* [THE EXERCISE]:
Return every line below as is, leaving out the pictures.

* [ENTRIES PROVIDED]:
[BEGIN]
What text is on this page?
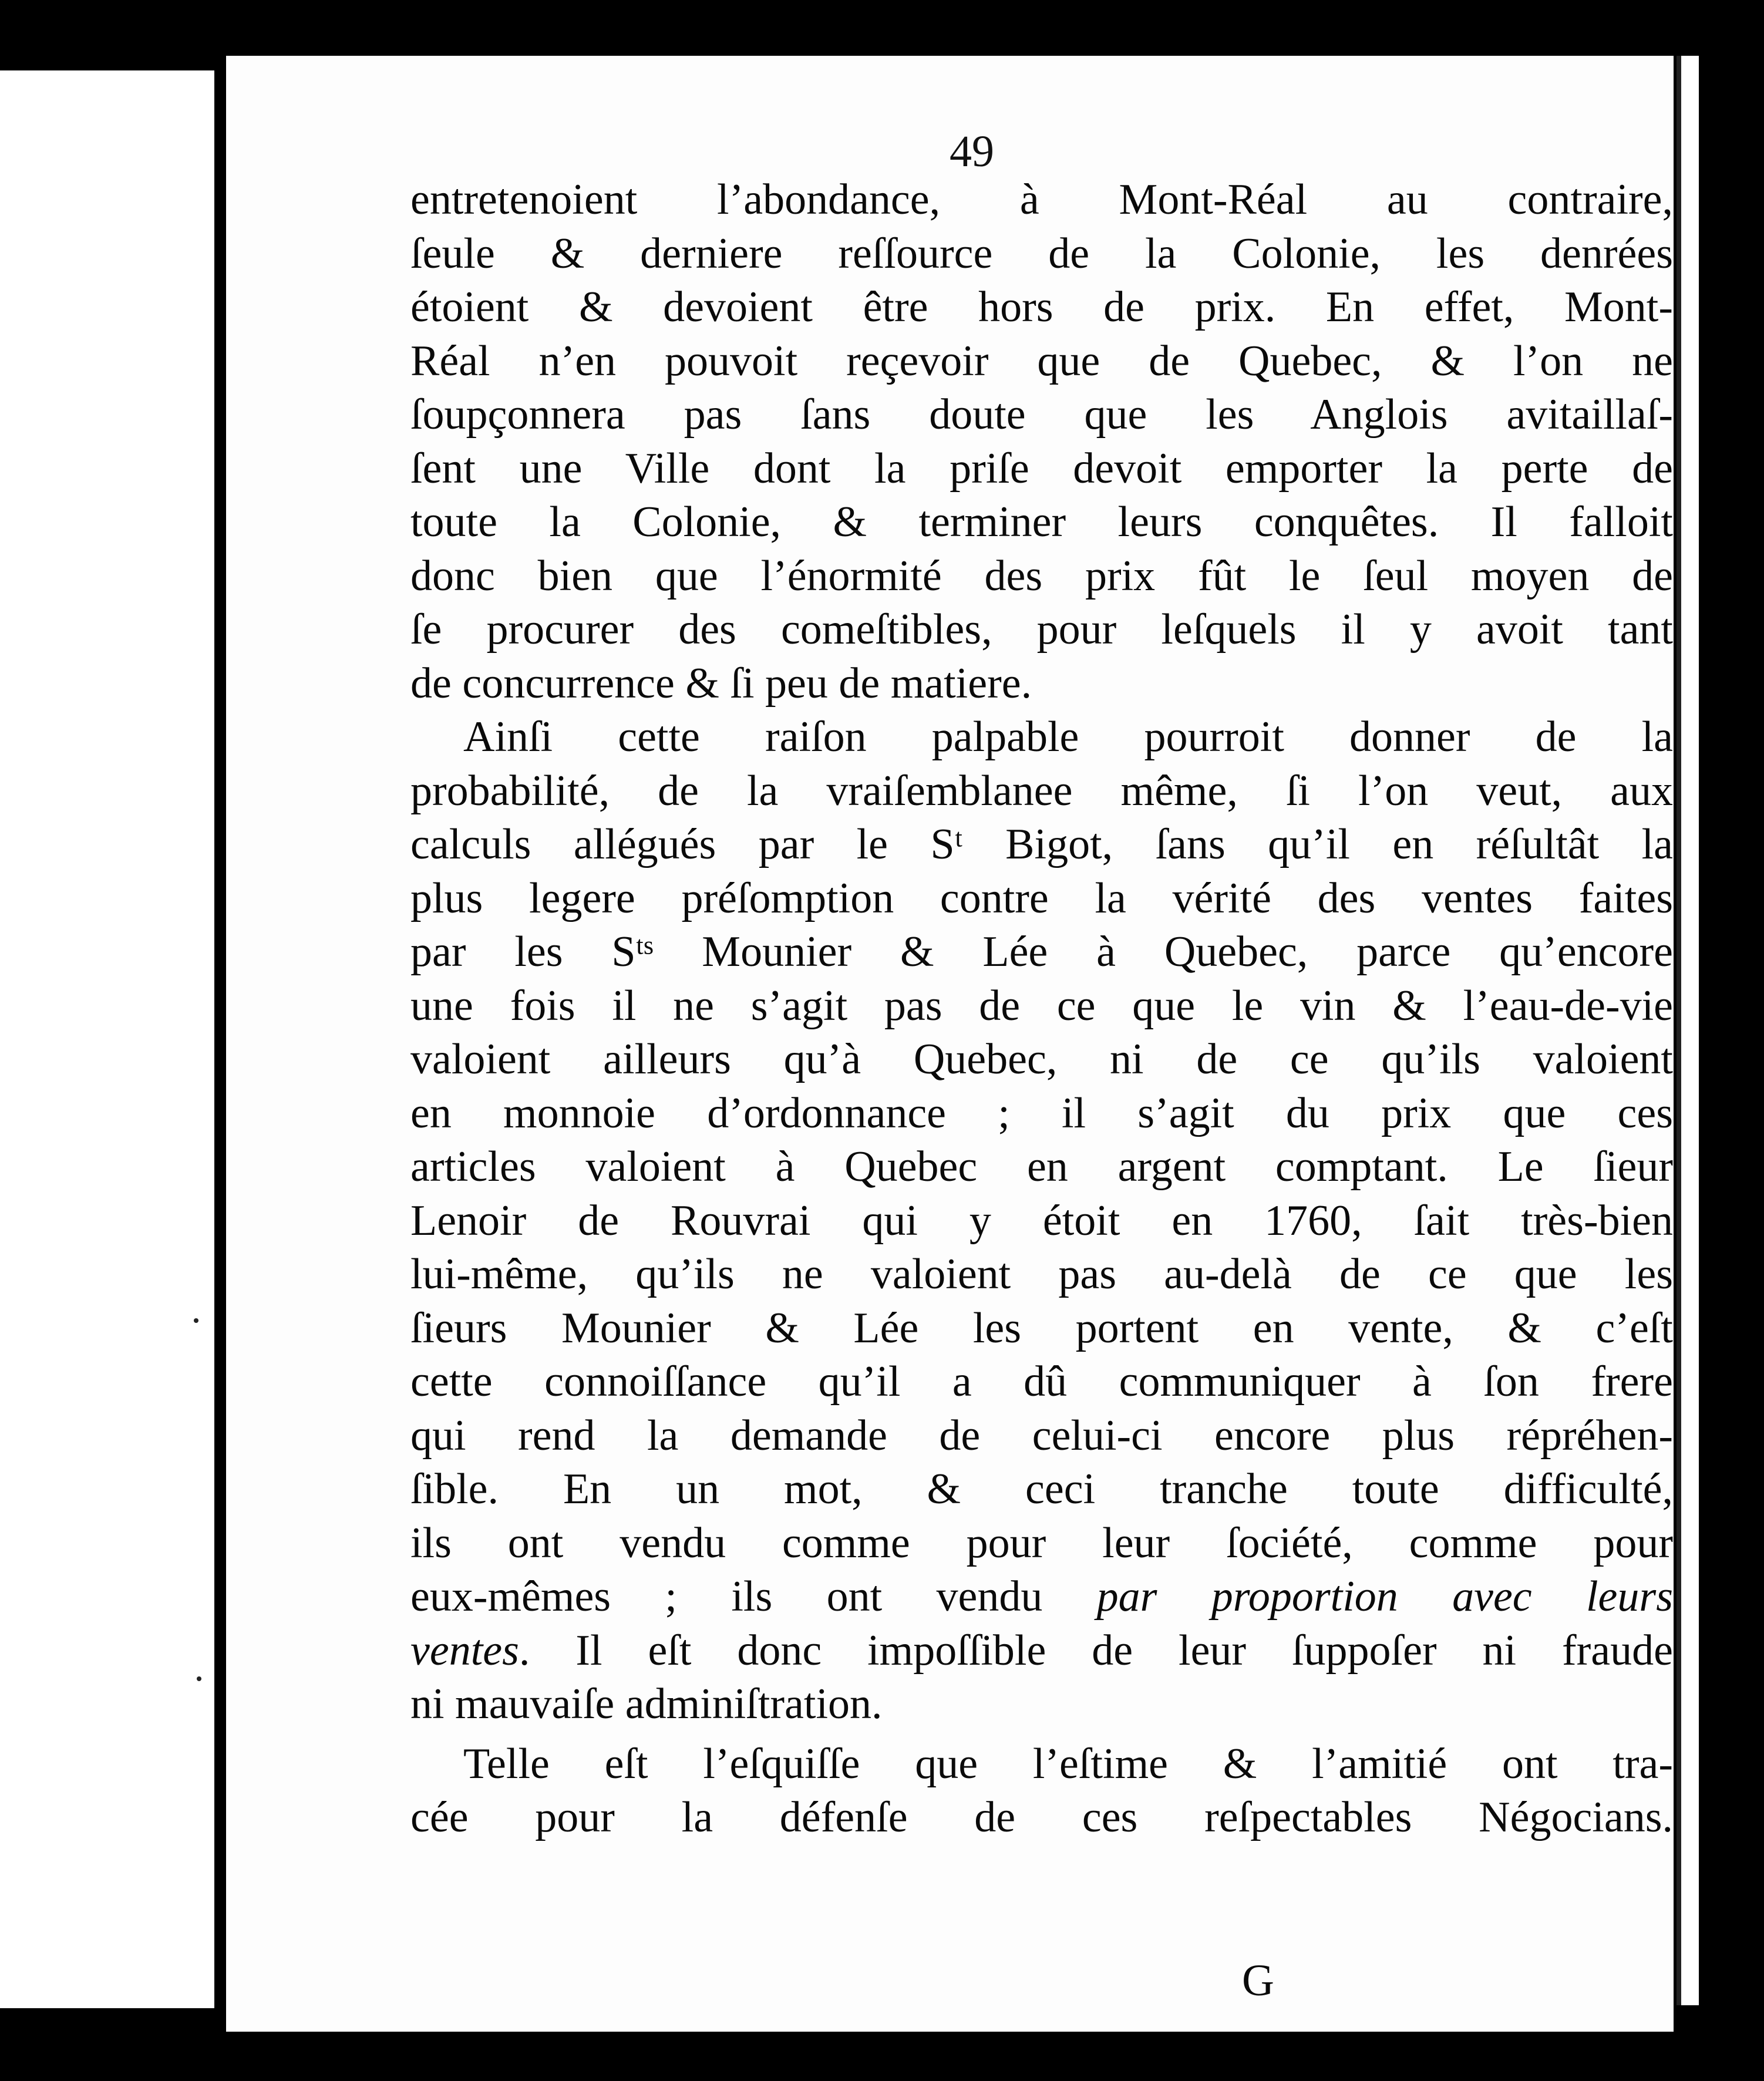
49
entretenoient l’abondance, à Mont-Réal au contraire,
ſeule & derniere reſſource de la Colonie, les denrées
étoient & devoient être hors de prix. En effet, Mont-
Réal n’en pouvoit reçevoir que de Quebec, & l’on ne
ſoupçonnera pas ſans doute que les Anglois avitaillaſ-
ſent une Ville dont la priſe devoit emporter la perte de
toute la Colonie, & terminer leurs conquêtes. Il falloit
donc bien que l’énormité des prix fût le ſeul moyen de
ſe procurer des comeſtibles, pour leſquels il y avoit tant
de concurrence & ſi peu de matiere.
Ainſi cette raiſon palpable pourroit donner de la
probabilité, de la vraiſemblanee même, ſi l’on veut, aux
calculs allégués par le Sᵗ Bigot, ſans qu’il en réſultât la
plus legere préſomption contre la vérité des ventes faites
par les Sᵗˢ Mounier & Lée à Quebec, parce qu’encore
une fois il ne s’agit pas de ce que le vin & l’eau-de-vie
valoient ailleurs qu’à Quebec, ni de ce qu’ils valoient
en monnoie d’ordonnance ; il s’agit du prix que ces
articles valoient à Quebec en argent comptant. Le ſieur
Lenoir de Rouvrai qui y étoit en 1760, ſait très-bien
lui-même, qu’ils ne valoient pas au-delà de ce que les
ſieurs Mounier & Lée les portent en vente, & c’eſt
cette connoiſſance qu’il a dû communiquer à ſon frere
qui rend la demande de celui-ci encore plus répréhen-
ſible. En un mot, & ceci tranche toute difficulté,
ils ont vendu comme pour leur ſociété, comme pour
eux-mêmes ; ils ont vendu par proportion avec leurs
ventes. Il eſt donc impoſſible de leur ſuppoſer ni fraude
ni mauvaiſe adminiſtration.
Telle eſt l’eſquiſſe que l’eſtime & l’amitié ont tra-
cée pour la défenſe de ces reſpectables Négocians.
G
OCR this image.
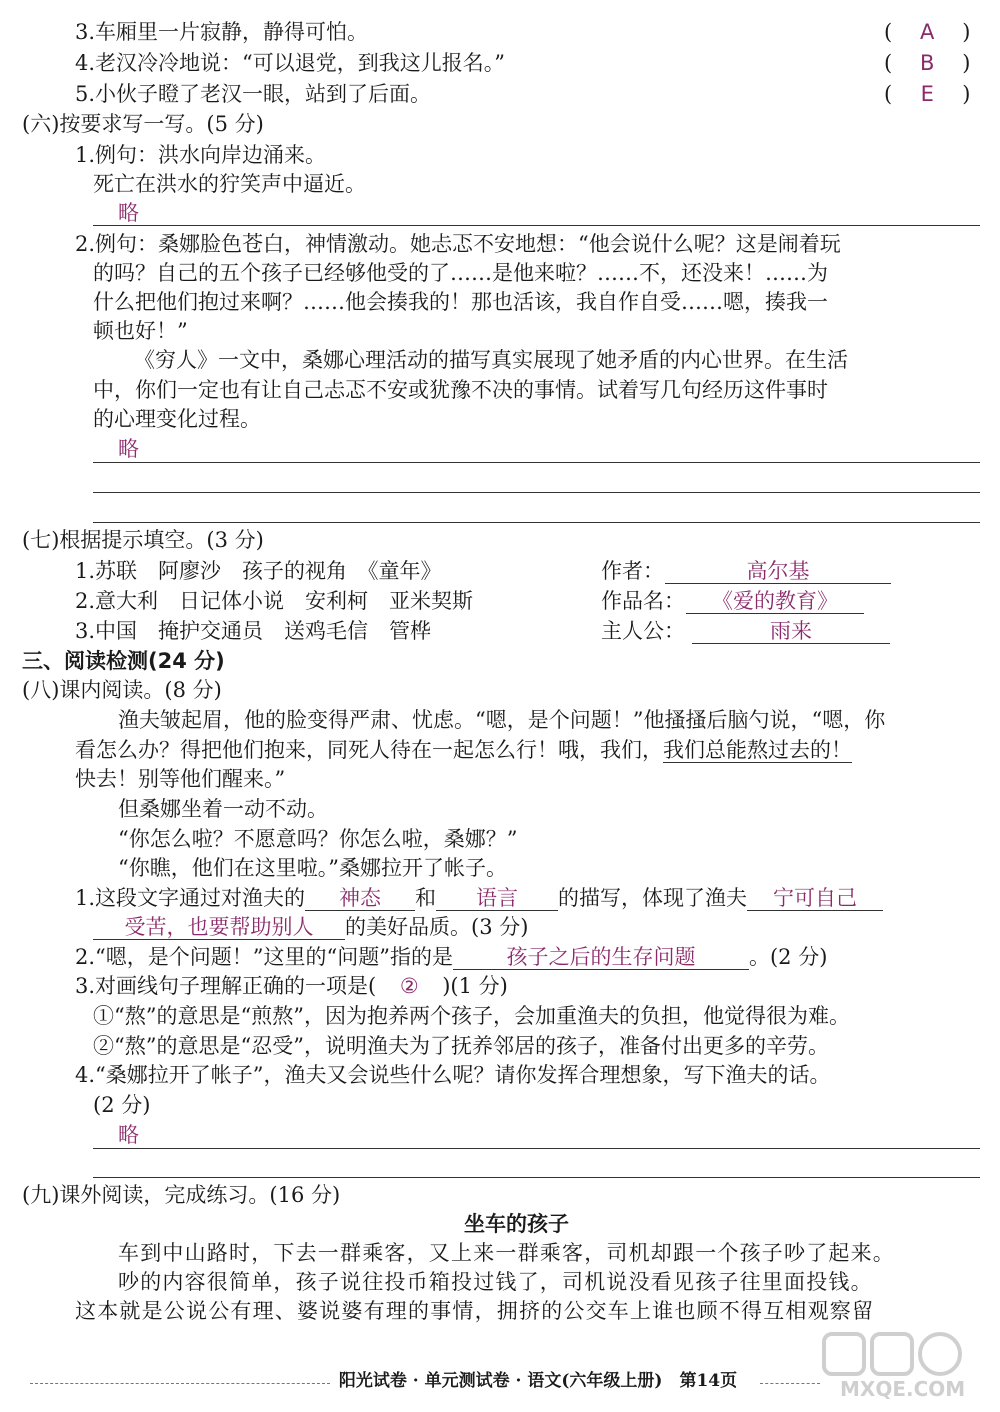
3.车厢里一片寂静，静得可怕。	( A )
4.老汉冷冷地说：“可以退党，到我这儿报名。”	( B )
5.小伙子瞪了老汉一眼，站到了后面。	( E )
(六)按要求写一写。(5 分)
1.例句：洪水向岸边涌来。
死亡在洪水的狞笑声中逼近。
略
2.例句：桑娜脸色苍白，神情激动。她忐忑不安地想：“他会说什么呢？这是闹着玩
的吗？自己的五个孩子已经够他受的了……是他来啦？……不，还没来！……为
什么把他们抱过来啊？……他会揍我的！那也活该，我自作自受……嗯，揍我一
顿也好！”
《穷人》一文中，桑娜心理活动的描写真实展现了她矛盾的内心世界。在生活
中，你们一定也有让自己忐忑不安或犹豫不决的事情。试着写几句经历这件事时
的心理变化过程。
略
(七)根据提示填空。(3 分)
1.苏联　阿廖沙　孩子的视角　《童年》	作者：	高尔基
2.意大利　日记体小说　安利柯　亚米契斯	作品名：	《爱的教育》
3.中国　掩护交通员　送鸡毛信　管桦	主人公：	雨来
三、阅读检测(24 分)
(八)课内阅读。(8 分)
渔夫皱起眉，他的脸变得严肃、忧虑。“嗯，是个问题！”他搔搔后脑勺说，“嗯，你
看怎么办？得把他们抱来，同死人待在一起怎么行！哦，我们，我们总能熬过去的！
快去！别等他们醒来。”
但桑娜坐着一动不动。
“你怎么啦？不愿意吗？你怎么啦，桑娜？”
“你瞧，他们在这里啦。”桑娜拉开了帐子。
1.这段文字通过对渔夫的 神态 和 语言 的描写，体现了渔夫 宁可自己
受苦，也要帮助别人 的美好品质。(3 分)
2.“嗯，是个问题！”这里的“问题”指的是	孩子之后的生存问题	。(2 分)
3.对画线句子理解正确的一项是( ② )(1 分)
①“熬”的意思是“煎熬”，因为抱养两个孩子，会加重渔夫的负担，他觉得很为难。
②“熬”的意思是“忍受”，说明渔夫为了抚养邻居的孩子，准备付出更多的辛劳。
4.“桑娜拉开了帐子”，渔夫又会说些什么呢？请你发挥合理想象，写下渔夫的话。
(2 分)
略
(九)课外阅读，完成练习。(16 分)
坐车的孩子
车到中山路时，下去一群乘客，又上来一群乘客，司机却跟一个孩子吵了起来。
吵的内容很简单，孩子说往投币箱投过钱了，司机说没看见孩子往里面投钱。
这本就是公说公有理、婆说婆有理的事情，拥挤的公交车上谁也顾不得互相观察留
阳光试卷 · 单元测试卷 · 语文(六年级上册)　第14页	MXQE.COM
[END]
* [FULL RESPONSE]:
What text is on this page?
49
entretenoient l’abondance, à Mont-Réal au contraire,
ſeule & derniere reſſource de la Colonie, les denrées
étoient & devoient être hors de prix. En effet, Mont-
Réal n’en pouvoit reçevoir que de Quebec, & l’on ne
ſoupçonnera pas ſans doute que les Anglois avitaillaſ-
ſent une Ville dont la priſe devoit emporter la perte de
toute la Colonie, & terminer leurs conquêtes. Il falloit
donc bien que l’énormité des prix fût le ſeul moyen de
ſe procurer des comeſtibles, pour leſquels il y avoit tant
de concurrence & ſi peu de matiere.
Ainſi cette raiſon palpable pourroit donner de la
probabilité, de la vraiſemblanee même, ſi l’on veut, aux
calculs allégués par le Sᵗ Bigot, ſans qu’il en réſultât la
plus legere préſomption contre la vérité des ventes faites
par les Sᵗˢ Mounier & Lée à Quebec, parce qu’encore
une fois il ne s’agit pas de ce que le vin & l’eau-de-vie
valoient ailleurs qu’à Quebec, ni de ce qu’ils valoient
en monnoie d’ordonnance ; il s’agit du prix que ces
articles valoient à Quebec en argent comptant. Le ſieur
Lenoir de Rouvrai qui y étoit en 1760, ſait très-bien
lui-même, qu’ils ne valoient pas au-delà de ce que les
ſieurs Mounier & Lée les portent en vente, & c’eſt
cette connoiſſance qu’il a dû communiquer à ſon frere
qui rend la demande de celui-ci encore plus répréhen-
ſible. En un mot, & ceci tranche toute difficulté,
ils ont vendu comme pour leur ſociété, comme pour
eux-mêmes ; ils ont vendu par proportion avec leurs
ventes. Il eſt donc impoſſible de leur ſuppoſer ni fraude
ni mauvaiſe adminiſtration.
Telle eſt l’eſquiſſe que l’eſtime & l’amitié ont tra-
cée pour la défenſe de ces reſpectables Négocians.
G
OCR this image.
3.车厢里一片寂静，静得可怕。	( A )
4.老汉冷冷地说：“可以退党，到我这儿报名。”	( B )
5.小伙子瞪了老汉一眼，站到了后面。	( E )
(六)按要求写一写。(5 分)
1.例句：洪水向岸边涌来。
死亡在洪水的狞笑声中逼近。
略
2.例句：桑娜脸色苍白，神情激动。她忐忑不安地想：“他会说什么呢？这是闹着玩
的吗？自己的五个孩子已经够他受的了……是他来啦？……不，还没来！……为
什么把他们抱过来啊？……他会揍我的！那也活该，我自作自受……嗯，揍我一
顿也好！”
《穷人》一文中，桑娜心理活动的描写真实展现了她矛盾的内心世界。在生活
中，你们一定也有让自己忐忑不安或犹豫不决的事情。试着写几句经历这件事时
的心理变化过程。
略
(七)根据提示填空。(3 分)
1.苏联　阿廖沙　孩子的视角　《童年》	作者：	高尔基
2.意大利　日记体小说　安利柯　亚米契斯	作品名：	《爱的教育》
3.中国　掩护交通员　送鸡毛信　管桦	主人公：	雨来
三、阅读检测(24 分)
(八)课内阅读。(8 分)
渔夫皱起眉，他的脸变得严肃、忧虑。“嗯，是个问题！”他搔搔后脑勺说，“嗯，你
看怎么办？得把他们抱来，同死人待在一起怎么行！哦，我们，我们总能熬过去的！
快去！别等他们醒来。”
但桑娜坐着一动不动。
“你怎么啦？不愿意吗？你怎么啦，桑娜？”
“你瞧，他们在这里啦。”桑娜拉开了帐子。
1.这段文字通过对渔夫的 神态 和 语言 的描写，体现了渔夫 宁可自己
受苦，也要帮助别人 的美好品质。(3 分)
2.“嗯，是个问题！”这里的“问题”指的是	孩子之后的生存问题	。(2 分)
3.对画线句子理解正确的一项是( ② )(1 分)
①“熬”的意思是“煎熬”，因为抱养两个孩子，会加重渔夫的负担，他觉得很为难。
②“熬”的意思是“忍受”，说明渔夫为了抚养邻居的孩子，准备付出更多的辛劳。
4.“桑娜拉开了帐子”，渔夫又会说些什么呢？请你发挥合理想象，写下渔夫的话。
(2 分)
略
(九)课外阅读，完成练习。(16 分)
坐车的孩子
车到中山路时，下去一群乘客，又上来一群乘客，司机却跟一个孩子吵了起来。
吵的内容很简单，孩子说往投币箱投过钱了，司机说没看见孩子往里面投钱。
这本就是公说公有理、婆说婆有理的事情，拥挤的公交车上谁也顾不得互相观察留
阳光试卷 · 单元测试卷 · 语文(六年级上册)　第14页	MXQE.COM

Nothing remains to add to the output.